**GIVEN INSTRUCTION**
Repeat, exactly and completely, the material that follows. Omit the pictures.

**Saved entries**

---

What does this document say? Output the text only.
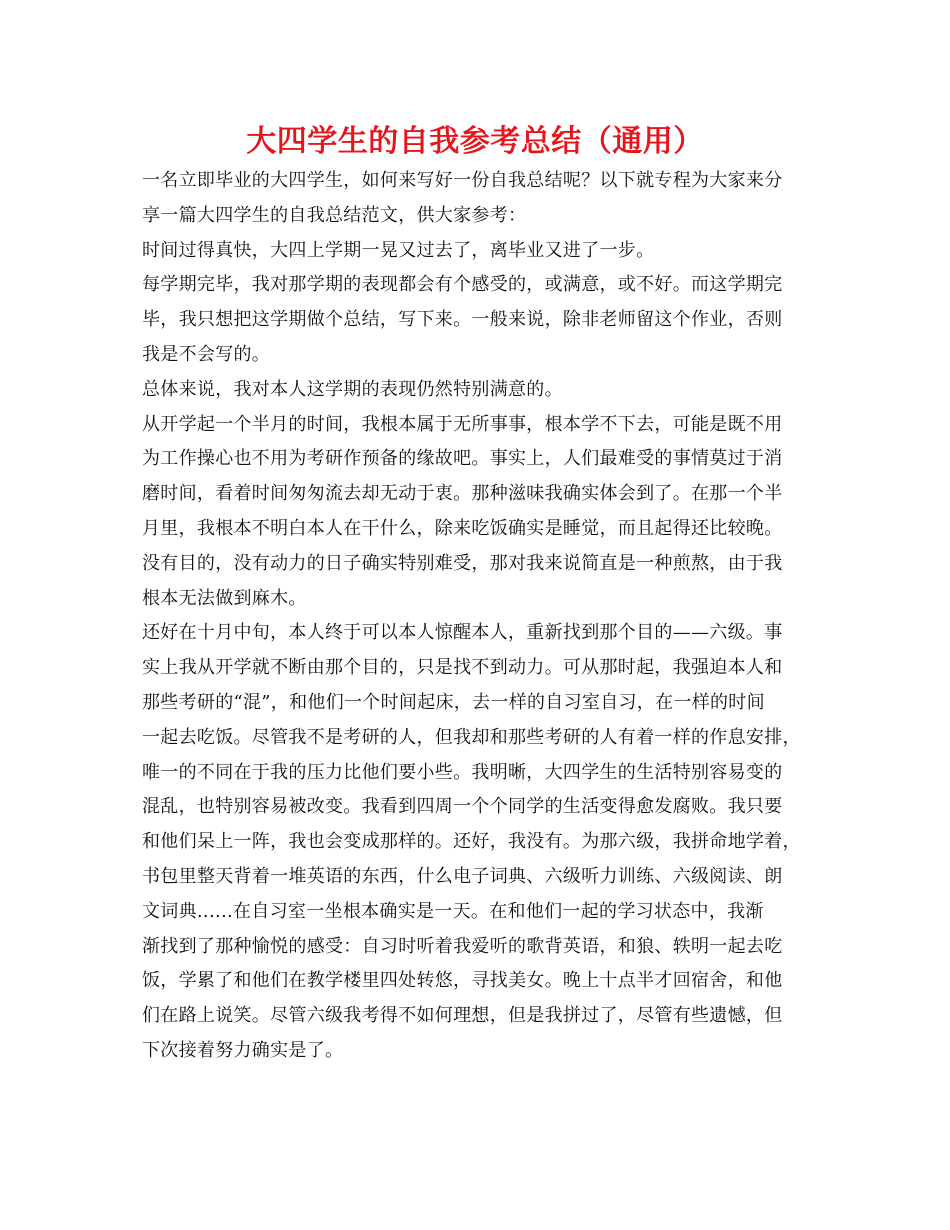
大四学生的自我参考总结（通用）
一名立即毕业的大四学生，如何来写好一份自我总结呢？以下就专程为大家来分
享一篇大四学生的自我总结范文，供大家参考：
时间过得真快，大四上学期一晃又过去了，离毕业又进了一步。
每学期完毕，我对那学期的表现都会有个感受的，或满意，或不好。而这学期完
毕，我只想把这学期做个总结，写下来。一般来说，除非老师留这个作业，否则
我是不会写的。
总体来说，我对本人这学期的表现仍然特别满意的。
从开学起一个半月的时间，我根本属于无所事事，根本学不下去，可能是既不用
为工作操心也不用为考研作预备的缘故吧。事实上，人们最难受的事情莫过于消
磨时间，看着时间匆匆流去却无动于衷。那种滋味我确实体会到了。在那一个半
月里，我根本不明白本人在干什么，除来吃饭确实是睡觉，而且起得还比较晚。
没有目的，没有动力的日子确实特别难受，那对我来说简直是一种煎熬，由于我
根本无法做到麻木。
还好在十月中旬，本人终于可以本人惊醒本人，重新找到那个目的——六级。事
实上我从开学就不断由那个目的，只是找不到动力。可从那时起，我强迫本人和
那些考研的“混”，和他们一个时间起床，去一样的自习室自习，在一样的时间
一起去吃饭。尽管我不是考研的人，但我却和那些考研的人有着一样的作息安排，
唯一的不同在于我的压力比他们要小些。我明晰，大四学生的生活特别容易变的
混乱，也特别容易被改变。我看到四周一个个同学的生活变得愈发腐败。我只要
和他们呆上一阵，我也会变成那样的。还好，我没有。为那六级，我拼命地学着，
书包里整天背着一堆英语的东西，什么电子词典、六级听力训练、六级阅读、朗
文词典......在自习室一坐根本确实是一天。在和他们一起的学习状态中，我渐
渐找到了那种愉悦的感受：自习时听着我爱听的歌背英语，和狼、轶明一起去吃
饭，学累了和他们在教学楼里四处转悠，寻找美女。晚上十点半才回宿舍，和他
们在路上说笑。尽管六级我考得不如何理想，但是我拼过了，尽管有些遗憾，但
下次接着努力确实是了。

---

**THE COMPLETED TASK**
What does this document say? Output the text only.
大四学生的自我参考总结（通用）
一名立即毕业的大四学生，如何来写好一份自我总结呢？以下就专程为大家来分
享一篇大四学生的自我总结范文，供大家参考：
时间过得真快，大四上学期一晃又过去了，离毕业又进了一步。
每学期完毕，我对那学期的表现都会有个感受的，或满意，或不好。而这学期完
毕，我只想把这学期做个总结，写下来。一般来说，除非老师留这个作业，否则
我是不会写的。
总体来说，我对本人这学期的表现仍然特别满意的。
从开学起一个半月的时间，我根本属于无所事事，根本学不下去，可能是既不用
为工作操心也不用为考研作预备的缘故吧。事实上，人们最难受的事情莫过于消
磨时间，看着时间匆匆流去却无动于衷。那种滋味我确实体会到了。在那一个半
月里，我根本不明白本人在干什么，除来吃饭确实是睡觉，而且起得还比较晚。
没有目的，没有动力的日子确实特别难受，那对我来说简直是一种煎熬，由于我
根本无法做到麻木。
还好在十月中旬，本人终于可以本人惊醒本人，重新找到那个目的——六级。事
实上我从开学就不断由那个目的，只是找不到动力。可从那时起，我强迫本人和
那些考研的“混”，和他们一个时间起床，去一样的自习室自习，在一样的时间
一起去吃饭。尽管我不是考研的人，但我却和那些考研的人有着一样的作息安排，
唯一的不同在于我的压力比他们要小些。我明晰，大四学生的生活特别容易变的
混乱，也特别容易被改变。我看到四周一个个同学的生活变得愈发腐败。我只要
和他们呆上一阵，我也会变成那样的。还好，我没有。为那六级，我拼命地学着，
书包里整天背着一堆英语的东西，什么电子词典、六级听力训练、六级阅读、朗
文词典......在自习室一坐根本确实是一天。在和他们一起的学习状态中，我渐
渐找到了那种愉悦的感受：自习时听着我爱听的歌背英语，和狼、轶明一起去吃
饭，学累了和他们在教学楼里四处转悠，寻找美女。晚上十点半才回宿舍，和他
们在路上说笑。尽管六级我考得不如何理想，但是我拼过了，尽管有些遗憾，但
下次接着努力确实是了。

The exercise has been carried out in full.